[Exercise instructions]
Where a line of the material contains the string "может", copy that line.

[Provided material]
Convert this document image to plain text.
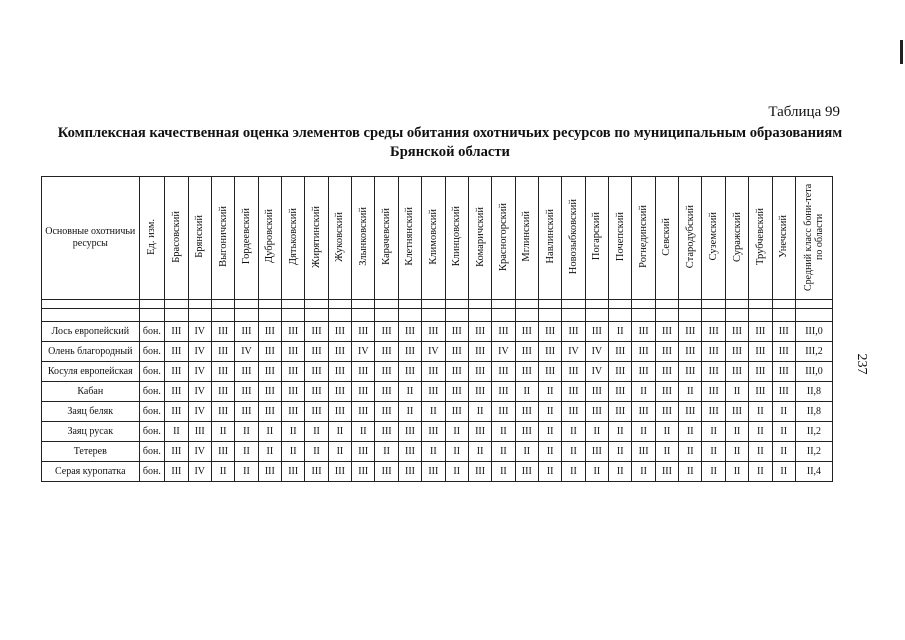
Таблица 99
Комплексная качественная оценка элементов среды обитания охотничьих ресурсов по муниципальным образованиям Брянской области
237
Основные охотничьи ресурсы	Ед. изм.	Брасовский	Брянский	Выгоничский	Гордеевский	Дубровский	Дятьковский	Жирятинский	Жуковский	Злынковский	Карачевский	Клетнянский	Климовский	Клинцовский	Комаричский	Красногорский	Мглинский	Навлинский	Новозыбковский	Погарский	Почепский	Рогнединский	Севский	Стародубский	Суземский	Суражский	Трубчевский	Унечский	Средний класс бони-тета по области

Лось европейский	бон.	III	IV	III	III	III	III	III	III	III	III	III	III	III	III	III	III	III	III	III	II	III	III	III	III	III	III	III	III,0
Олень благородный	бон.	III	IV	III	IV	III	III	III	III	IV	III	III	IV	III	III	IV	III	III	IV	IV	III	III	III	III	III	III	III	III	III,2
Косуля европейская	бон.	III	IV	III	III	III	III	III	III	III	III	III	III	III	III	III	III	III	III	IV	III	III	III	III	III	III	III	III	III,0
Кабан	бон.	III	IV	III	III	III	III	III	III	III	III	II	III	III	III	III	II	II	III	III	III	II	III	II	III	II	III	III	II,8
Заяц беляк	бон.	III	IV	III	III	III	III	III	III	III	III	II	II	III	II	III	III	II	III	III	III	III	III	III	III	III	II	II	II,8
Заяц русак	бон.	II	III	II	II	II	II	II	II	II	III	III	III	II	III	II	III	II	II	II	II	II	II	II	II	II	II	II	II,2
Тетерев	бон.	III	IV	III	II	II	II	II	II	III	II	III	II	II	II	II	II	II	II	III	II	III	II	II	II	II	II	II	II,2
Серая куропатка	бон.	III	IV	II	II	III	III	III	III	III	III	III	III	II	III	II	III	II	II	II	II	II	III	II	II	II	II	II	II,4
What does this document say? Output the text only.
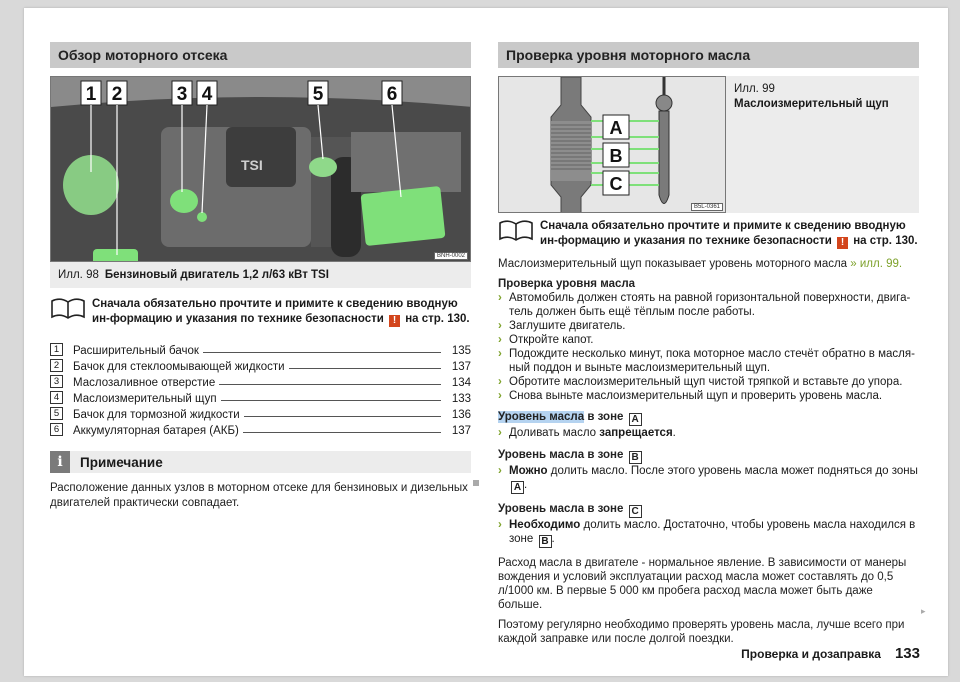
Обзор моторного отсека
TSI
1 2	3 4	5	6
BNH-0002
Илл. 98 Бензиновый двигатель 1,2 л/63 кВт TSI
Сначала обязательно прочтите и примите к сведению вводную ин-формацию и указания по технике безопасности ! на стр. 130.
1	Расширительный бачок	135
2	Бачок для стеклоомывающей жидкости	137
3	Маслозаливное отверстие	134
4	Маслоизмерительный щуп	133
5	Бачок для тормозной жидкости	136
6	Аккумуляторная батарея (АКБ)	137
i	Примечание
Расположение данных узлов в моторном отсеке для бензиновых и дизельных двигателей практически совпадает.
Проверка уровня моторного масла
A
B
C
B5L-0361
Илл. 99
Маслоизмерительный щуп
Сначала обязательно прочтите и примите к сведению вводную ин-формацию и указания по технике безопасности ! на стр. 130.
Маслоизмерительный щуп показывает уровень моторного масла » илл. 99.
Проверка уровня масла
› Автомобиль должен стоять на равной горизонтальной поверхности, двига-тель должен быть ещё тёплым после работы.
› Заглушите двигатель.
› Откройте капот.
› Подождите несколько минут, пока моторное масло стечёт обратно в масля-ный поддон и выньте маслоизмерительный щуп.
› Обротите маслоизмерительный щуп чистой тряпкой и вставьте до упора.
› Снова выньте маслоизмерительный щуп и проверить уровень масла.
Уровень масла в зоне A
› Доливать масло запрещается.
Уровень масла в зоне B
› Можно долить масло. После этого уровень масла может подняться до зоны A .
Уровень масла в зоне C
› Необходимо долить масло. Достаточно, чтобы уровень масла находился в зоне B .
Расход масла в двигателе - нормальное явление. В зависимости от манеры вождения и условий эксплуатации расход масла может составлять до 0,5 л/1000 км. В первые 5 000 км пробега расход масла может быть даже больше.
Поэтому регулярно необходимо проверять уровень масла, лучше всего при каждой заправке или после долгой поездки.
▸
Проверка и дозаправка 133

[Response to this exercise]
› Можно долить масло. После этого уровень масла может подняться до зоны A .
Расход масла в двигателе - нормальное явление. В зависимости от манеры вождения и условий эксплуатации расход масла может составлять до 0,5 л/1000 км. В первые 5 000 км пробега расход масла может быть даже больше.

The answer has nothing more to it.